Locate every line below that contains the word "Puntos" and copy it.

= = = = = = =

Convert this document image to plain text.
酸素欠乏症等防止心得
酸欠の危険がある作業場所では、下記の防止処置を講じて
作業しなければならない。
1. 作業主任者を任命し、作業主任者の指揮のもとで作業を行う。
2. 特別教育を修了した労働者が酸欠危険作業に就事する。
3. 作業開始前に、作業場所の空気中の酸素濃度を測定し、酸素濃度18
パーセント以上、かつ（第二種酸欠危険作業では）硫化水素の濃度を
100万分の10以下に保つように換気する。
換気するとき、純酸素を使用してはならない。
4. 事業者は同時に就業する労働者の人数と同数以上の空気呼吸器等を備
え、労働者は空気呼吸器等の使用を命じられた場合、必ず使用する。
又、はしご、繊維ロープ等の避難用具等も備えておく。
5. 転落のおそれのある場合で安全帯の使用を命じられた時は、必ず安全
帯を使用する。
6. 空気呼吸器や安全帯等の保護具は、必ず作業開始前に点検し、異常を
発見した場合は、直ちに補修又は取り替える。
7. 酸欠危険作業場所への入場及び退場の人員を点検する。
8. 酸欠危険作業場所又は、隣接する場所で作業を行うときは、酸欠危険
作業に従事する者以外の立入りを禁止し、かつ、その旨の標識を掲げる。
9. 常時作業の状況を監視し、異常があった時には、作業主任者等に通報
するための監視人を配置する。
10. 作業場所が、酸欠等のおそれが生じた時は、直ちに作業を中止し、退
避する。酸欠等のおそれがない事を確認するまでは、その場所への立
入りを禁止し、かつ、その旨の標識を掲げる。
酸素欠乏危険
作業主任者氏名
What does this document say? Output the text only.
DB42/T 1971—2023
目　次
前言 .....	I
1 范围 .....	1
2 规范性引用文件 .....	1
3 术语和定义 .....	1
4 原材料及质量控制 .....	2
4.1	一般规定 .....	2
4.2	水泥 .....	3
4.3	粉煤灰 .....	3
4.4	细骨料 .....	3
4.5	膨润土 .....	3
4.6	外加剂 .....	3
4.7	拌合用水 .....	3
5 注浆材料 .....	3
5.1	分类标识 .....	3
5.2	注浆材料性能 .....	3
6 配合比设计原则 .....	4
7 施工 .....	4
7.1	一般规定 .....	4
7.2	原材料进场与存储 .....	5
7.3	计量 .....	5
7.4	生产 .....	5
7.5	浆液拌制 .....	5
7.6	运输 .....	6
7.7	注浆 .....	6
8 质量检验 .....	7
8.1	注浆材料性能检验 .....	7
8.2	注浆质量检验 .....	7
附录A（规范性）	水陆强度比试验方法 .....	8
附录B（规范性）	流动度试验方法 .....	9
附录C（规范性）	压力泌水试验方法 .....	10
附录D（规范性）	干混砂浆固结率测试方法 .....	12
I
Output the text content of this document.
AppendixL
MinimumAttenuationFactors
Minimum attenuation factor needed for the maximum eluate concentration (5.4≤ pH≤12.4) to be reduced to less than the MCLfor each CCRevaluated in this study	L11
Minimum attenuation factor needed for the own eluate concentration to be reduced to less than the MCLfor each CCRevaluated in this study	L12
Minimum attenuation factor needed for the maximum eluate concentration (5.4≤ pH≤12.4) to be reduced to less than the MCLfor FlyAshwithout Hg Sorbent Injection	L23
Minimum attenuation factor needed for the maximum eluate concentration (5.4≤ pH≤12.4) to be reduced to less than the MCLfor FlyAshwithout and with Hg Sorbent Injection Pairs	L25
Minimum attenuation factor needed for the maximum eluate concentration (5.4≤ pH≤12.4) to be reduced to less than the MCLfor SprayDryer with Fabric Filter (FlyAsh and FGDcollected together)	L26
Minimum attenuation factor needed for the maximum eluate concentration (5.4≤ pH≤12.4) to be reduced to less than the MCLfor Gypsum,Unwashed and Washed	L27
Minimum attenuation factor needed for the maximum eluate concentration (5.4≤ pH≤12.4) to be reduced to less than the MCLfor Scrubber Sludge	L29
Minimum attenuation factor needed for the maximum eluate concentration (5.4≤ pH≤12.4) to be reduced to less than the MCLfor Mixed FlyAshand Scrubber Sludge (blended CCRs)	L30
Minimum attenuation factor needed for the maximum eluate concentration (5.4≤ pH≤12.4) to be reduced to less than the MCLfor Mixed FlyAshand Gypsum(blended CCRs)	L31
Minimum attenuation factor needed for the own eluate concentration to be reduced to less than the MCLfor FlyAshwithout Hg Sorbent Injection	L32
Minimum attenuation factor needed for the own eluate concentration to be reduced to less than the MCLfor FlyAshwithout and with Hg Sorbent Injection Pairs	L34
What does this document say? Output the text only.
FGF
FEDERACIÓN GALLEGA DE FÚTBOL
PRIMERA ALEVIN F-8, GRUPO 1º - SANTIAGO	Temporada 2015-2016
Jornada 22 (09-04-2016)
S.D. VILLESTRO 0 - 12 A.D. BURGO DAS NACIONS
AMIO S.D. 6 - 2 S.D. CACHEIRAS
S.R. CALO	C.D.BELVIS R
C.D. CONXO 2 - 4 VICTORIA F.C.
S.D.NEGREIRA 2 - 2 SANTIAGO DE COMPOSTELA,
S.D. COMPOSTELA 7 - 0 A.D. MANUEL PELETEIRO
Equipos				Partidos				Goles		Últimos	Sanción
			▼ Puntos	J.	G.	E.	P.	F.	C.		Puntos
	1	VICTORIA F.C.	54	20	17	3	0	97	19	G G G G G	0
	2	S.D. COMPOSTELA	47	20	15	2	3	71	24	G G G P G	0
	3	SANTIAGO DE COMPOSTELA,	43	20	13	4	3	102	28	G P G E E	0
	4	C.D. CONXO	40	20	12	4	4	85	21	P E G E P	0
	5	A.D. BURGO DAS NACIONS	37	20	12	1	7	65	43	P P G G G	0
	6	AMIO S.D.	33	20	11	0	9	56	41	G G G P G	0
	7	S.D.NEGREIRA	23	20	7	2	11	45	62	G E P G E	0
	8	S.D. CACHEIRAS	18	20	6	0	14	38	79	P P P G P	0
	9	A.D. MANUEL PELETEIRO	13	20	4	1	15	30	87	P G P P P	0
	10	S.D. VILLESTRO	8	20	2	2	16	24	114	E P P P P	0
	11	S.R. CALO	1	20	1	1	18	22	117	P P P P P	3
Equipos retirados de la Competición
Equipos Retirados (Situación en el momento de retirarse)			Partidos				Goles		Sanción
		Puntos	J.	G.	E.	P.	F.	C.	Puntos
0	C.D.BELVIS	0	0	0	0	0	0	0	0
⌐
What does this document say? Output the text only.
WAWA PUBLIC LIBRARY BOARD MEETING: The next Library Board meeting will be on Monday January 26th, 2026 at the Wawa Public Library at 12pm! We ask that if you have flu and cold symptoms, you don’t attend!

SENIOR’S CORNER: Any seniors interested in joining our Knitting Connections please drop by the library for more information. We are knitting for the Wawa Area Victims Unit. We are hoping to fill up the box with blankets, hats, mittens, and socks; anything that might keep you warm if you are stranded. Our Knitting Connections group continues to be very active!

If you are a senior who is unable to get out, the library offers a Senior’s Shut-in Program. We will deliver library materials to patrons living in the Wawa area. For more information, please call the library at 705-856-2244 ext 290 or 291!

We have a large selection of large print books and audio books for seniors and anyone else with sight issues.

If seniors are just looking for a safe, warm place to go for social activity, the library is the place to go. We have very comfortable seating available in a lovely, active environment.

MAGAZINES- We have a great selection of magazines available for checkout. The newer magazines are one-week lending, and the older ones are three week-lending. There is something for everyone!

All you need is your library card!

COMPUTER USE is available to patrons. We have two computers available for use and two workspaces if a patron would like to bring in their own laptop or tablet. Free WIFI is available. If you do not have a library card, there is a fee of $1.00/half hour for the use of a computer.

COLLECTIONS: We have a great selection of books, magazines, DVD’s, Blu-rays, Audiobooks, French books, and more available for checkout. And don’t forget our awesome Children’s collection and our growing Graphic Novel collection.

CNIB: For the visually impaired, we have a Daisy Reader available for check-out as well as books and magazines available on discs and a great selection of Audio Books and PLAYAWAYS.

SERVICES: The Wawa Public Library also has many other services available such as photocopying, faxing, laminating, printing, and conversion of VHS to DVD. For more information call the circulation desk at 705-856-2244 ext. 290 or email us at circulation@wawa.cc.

= = = = = = =

- Exercise response -
			▼ Puntos	J.	G.	E.	P.	F.	C.		Puntos
		Puntos	J.	G.	E.	P.	F.	C.	Puntos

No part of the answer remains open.